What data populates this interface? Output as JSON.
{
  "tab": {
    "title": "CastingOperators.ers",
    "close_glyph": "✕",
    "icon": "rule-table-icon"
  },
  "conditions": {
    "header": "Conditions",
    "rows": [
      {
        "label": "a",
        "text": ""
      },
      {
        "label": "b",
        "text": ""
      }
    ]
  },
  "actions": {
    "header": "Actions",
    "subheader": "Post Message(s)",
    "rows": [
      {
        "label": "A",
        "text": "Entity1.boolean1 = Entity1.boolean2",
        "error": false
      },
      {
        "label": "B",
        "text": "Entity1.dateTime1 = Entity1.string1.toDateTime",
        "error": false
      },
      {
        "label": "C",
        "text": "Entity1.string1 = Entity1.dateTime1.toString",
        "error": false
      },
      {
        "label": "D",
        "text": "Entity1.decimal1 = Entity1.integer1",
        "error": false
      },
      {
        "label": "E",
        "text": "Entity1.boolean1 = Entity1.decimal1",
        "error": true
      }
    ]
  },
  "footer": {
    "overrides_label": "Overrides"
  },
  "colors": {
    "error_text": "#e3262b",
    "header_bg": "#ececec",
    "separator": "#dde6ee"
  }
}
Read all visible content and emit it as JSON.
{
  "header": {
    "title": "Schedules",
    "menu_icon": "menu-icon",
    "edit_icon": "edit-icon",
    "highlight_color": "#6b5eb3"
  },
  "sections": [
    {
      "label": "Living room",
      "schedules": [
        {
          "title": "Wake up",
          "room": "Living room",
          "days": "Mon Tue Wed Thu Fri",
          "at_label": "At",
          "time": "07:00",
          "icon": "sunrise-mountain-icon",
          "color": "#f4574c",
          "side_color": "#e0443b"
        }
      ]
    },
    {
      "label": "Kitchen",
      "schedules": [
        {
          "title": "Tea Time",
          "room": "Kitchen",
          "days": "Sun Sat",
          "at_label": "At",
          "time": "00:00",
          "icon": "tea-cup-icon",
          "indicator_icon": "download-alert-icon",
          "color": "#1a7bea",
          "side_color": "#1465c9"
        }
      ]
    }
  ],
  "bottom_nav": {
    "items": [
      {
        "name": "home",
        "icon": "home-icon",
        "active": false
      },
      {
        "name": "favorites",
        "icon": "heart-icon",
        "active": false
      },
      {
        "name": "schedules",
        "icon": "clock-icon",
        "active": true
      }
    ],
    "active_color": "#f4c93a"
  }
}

______________________________

REQUIREMENTS: Write the material out again in its entirety, exactly as shown.

CORRECT RESPONSE:
What data populates this interface? Output as JSON.
{
  "tab": {
    "title": "CastingOperators.ers",
    "close_glyph": "✕",
    "icon": "rule-table-icon"
  },
  "conditions": {
    "header": "Conditions",
    "rows": [
      {
        "label": "a",
        "text": ""
      },
      {
        "label": "b",
        "text": ""
      }
    ]
  },
  "actions": {
    "header": "Actions",
    "subheader": "Post Message(s)",
    "rows": [
      {
        "label": "A",
        "text": "Entity1.boolean1 = Entity1.boolean2",
        "error": false
      },
      {
        "label": "B",
        "text": "Entity1.dateTime1 = Entity1.string1.toDateTime",
        "error": false
      },
      {
        "label": "C",
        "text": "Entity1.string1 = Entity1.dateTime1.toString",
        "error": false
      },
      {
        "label": "D",
        "text": "Entity1.decimal1 = Entity1.integer1",
        "error": false
      },
      {
        "label": "E",
        "text": "Entity1.boolean1 = Entity1.decimal1",
        "error": true
      }
    ]
  },
  "footer": {
    "overrides_label": "Overrides"
  },
  "colors": {
    "error_text": "#e3262b",
    "header_bg": "#ececec",
    "separator": "#dde6ee"
  }
}
Read all visible content and emit it as JSON.
{
  "header": {
    "title": "Schedules",
    "menu_icon": "menu-icon",
    "edit_icon": "edit-icon",
    "highlight_color": "#6b5eb3"
  },
  "sections": [
    {
      "label": "Living room",
      "schedules": [
        {
          "title": "Wake up",
          "room": "Living room",
          "days": "Mon Tue Wed Thu Fri",
          "at_label": "At",
          "time": "07:00",
          "icon": "sunrise-mountain-icon",
          "color": "#f4574c",
          "side_color": "#e0443b"
        }
      ]
    },
    {
      "label": "Kitchen",
      "schedules": [
        {
          "title": "Tea Time",
          "room": "Kitchen",
          "days": "Sun Sat",
          "at_label": "At",
          "time": "00:00",
          "icon": "tea-cup-icon",
          "indicator_icon": "download-alert-icon",
          "color": "#1a7bea",
          "side_color": "#1465c9"
        }
      ]
    }
  ],
  "bottom_nav": {
    "items": [
      {
        "name": "home",
        "icon": "home-icon",
        "active": false
      },
      {
        "name": "favorites",
        "icon": "heart-icon",
        "active": false
      },
      {
        "name": "schedules",
        "icon": "clock-icon",
        "active": true
      }
    ],
    "active_color": "#f4c93a"
  }
}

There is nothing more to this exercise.